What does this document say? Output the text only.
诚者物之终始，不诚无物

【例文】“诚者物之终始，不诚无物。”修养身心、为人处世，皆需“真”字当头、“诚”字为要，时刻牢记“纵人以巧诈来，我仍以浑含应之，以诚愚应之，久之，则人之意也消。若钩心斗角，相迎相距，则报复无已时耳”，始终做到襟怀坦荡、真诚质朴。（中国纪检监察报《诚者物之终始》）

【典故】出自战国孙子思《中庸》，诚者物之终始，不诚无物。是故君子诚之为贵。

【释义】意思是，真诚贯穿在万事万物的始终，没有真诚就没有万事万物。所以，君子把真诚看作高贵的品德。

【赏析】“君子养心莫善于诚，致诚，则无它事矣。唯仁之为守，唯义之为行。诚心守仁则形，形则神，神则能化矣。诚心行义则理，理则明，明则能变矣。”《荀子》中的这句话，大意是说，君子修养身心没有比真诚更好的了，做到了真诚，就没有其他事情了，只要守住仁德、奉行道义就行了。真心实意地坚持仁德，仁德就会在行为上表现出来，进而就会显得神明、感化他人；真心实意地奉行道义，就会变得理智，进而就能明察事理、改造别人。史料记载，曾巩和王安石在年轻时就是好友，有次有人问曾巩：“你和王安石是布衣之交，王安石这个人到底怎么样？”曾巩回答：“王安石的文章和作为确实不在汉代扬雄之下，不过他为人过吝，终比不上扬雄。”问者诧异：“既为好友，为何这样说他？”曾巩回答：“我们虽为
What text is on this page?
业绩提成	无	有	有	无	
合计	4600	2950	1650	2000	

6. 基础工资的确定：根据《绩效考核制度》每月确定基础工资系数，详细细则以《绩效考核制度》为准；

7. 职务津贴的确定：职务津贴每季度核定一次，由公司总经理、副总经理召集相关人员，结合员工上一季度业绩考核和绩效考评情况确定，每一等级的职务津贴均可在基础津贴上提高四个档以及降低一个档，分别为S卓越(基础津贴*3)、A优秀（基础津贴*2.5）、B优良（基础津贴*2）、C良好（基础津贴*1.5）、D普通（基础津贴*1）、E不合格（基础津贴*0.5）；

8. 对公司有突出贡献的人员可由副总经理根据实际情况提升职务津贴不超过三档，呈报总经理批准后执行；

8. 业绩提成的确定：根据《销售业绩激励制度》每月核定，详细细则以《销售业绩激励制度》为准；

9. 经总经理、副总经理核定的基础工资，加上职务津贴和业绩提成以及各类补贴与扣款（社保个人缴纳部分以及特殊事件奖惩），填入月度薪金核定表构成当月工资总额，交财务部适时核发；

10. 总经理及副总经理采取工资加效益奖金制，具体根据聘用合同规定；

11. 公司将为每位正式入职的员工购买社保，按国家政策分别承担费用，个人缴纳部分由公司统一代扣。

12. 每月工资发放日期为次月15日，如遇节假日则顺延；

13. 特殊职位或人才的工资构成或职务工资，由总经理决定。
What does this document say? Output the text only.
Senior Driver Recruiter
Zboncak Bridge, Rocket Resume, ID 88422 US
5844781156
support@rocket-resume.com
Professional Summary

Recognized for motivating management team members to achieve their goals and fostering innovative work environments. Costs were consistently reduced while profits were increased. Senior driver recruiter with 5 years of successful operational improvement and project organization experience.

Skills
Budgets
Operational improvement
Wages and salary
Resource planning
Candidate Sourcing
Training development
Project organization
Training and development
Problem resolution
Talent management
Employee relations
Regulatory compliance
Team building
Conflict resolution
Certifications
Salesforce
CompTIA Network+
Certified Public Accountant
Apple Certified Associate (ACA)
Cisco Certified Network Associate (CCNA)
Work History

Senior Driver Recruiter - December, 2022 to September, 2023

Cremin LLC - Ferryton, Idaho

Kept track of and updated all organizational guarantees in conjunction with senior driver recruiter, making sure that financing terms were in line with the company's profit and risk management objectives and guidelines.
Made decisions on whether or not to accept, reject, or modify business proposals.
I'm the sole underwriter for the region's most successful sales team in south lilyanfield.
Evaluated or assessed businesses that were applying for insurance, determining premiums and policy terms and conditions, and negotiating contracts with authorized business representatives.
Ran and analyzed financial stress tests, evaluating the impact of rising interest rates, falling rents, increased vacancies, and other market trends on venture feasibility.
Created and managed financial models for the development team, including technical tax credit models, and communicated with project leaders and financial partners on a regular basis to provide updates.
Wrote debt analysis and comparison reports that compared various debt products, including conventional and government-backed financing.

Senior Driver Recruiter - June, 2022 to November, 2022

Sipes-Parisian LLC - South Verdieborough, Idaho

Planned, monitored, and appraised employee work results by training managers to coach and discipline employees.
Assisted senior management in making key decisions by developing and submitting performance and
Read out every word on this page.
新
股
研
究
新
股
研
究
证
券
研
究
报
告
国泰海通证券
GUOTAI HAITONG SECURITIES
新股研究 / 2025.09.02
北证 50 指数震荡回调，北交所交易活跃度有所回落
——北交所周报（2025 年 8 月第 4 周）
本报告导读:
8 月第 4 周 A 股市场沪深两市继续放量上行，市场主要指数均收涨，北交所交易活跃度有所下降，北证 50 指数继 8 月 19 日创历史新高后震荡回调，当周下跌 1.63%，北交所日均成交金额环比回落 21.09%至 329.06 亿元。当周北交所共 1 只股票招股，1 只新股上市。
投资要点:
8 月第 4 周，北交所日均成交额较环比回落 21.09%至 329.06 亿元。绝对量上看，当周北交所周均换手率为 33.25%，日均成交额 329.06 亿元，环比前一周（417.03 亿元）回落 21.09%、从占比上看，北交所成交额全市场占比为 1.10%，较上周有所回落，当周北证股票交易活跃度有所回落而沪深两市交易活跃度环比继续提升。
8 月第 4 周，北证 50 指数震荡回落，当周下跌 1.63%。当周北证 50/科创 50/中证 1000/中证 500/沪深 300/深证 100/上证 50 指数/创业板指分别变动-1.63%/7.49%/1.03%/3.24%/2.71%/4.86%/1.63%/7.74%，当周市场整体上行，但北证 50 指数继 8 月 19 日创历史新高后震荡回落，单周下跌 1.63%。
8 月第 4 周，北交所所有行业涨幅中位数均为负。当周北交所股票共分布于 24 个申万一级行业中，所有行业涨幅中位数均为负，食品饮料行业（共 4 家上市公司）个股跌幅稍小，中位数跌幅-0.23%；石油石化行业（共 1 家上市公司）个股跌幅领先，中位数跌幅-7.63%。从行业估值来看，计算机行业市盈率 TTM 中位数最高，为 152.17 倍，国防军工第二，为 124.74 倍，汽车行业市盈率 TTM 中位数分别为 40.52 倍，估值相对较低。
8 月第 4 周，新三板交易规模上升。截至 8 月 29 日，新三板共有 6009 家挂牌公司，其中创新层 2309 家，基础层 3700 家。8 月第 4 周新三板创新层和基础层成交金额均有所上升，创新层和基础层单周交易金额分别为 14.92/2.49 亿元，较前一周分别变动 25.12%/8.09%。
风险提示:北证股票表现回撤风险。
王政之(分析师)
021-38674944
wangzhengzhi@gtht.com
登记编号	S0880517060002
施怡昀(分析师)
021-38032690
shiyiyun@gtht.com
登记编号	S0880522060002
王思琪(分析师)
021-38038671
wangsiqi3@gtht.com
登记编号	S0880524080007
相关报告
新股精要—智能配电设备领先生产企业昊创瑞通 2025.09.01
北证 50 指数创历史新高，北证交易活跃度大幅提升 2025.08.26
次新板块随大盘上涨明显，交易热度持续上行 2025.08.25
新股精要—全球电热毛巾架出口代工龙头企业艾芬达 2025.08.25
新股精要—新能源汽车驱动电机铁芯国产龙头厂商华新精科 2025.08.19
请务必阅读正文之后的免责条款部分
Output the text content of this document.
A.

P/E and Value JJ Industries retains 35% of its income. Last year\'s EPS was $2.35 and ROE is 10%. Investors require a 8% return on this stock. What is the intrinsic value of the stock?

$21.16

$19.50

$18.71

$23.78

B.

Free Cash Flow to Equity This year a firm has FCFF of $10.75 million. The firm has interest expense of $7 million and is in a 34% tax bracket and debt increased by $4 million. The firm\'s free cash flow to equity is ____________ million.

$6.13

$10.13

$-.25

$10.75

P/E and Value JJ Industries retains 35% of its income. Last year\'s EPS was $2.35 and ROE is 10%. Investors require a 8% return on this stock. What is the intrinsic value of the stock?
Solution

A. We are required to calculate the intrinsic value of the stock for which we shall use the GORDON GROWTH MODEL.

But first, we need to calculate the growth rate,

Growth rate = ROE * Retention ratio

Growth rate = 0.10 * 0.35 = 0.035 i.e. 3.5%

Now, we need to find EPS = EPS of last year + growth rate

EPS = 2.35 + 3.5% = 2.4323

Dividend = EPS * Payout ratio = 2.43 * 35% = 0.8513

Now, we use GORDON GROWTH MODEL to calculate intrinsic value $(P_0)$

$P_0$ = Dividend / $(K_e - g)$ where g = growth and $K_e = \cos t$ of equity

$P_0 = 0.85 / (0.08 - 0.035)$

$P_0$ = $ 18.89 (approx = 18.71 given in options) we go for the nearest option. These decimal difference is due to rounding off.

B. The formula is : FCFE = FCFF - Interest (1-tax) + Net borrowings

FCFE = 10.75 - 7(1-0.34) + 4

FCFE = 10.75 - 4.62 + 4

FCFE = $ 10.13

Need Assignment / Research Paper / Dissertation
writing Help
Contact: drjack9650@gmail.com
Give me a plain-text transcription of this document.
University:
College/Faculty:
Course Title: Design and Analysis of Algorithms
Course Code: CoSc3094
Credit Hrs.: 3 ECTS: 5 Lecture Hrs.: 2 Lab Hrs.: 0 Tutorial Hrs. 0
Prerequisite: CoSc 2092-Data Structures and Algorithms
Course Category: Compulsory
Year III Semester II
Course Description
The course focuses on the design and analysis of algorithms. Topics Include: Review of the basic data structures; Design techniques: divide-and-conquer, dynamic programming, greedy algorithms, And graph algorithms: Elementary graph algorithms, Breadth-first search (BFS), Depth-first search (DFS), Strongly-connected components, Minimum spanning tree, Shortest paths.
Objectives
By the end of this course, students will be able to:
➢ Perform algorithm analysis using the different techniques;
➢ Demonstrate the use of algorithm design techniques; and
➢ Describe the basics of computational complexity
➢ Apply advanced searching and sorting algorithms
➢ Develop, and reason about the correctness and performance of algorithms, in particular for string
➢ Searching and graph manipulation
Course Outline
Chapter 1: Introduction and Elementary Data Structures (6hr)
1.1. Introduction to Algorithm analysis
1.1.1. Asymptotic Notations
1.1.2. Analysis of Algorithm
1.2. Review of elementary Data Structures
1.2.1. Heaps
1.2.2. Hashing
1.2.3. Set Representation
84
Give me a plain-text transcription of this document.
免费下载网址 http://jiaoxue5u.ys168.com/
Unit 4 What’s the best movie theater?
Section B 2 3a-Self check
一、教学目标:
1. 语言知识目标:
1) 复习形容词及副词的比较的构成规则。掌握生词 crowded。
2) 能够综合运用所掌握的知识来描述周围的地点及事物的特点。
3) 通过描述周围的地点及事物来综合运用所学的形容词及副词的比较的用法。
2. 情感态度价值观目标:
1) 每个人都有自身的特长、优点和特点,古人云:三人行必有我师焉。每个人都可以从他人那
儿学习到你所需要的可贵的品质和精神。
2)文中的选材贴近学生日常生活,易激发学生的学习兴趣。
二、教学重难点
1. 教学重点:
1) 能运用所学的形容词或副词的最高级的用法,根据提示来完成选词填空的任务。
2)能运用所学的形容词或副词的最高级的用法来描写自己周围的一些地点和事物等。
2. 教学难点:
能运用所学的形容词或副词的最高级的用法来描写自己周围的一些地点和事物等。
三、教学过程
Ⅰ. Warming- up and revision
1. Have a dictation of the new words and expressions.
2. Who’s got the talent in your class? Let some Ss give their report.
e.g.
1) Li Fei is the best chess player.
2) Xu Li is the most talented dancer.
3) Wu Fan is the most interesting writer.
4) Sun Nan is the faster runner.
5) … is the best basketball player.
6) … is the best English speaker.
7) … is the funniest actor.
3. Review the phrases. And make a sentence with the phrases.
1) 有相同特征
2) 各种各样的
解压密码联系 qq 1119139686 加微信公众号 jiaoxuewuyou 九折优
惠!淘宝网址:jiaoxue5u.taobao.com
------------------------------------
• Task goal:
Search the data above for the string "FCFE" and copy each line that has it.

• Full solution:
B. The formula is : FCFE = FCFF - Interest (1-tax) + Net borrowings
FCFE = 10.75 - 7(1-0.34) + 4
FCFE = 10.75 - 4.62 + 4
FCFE = $ 10.13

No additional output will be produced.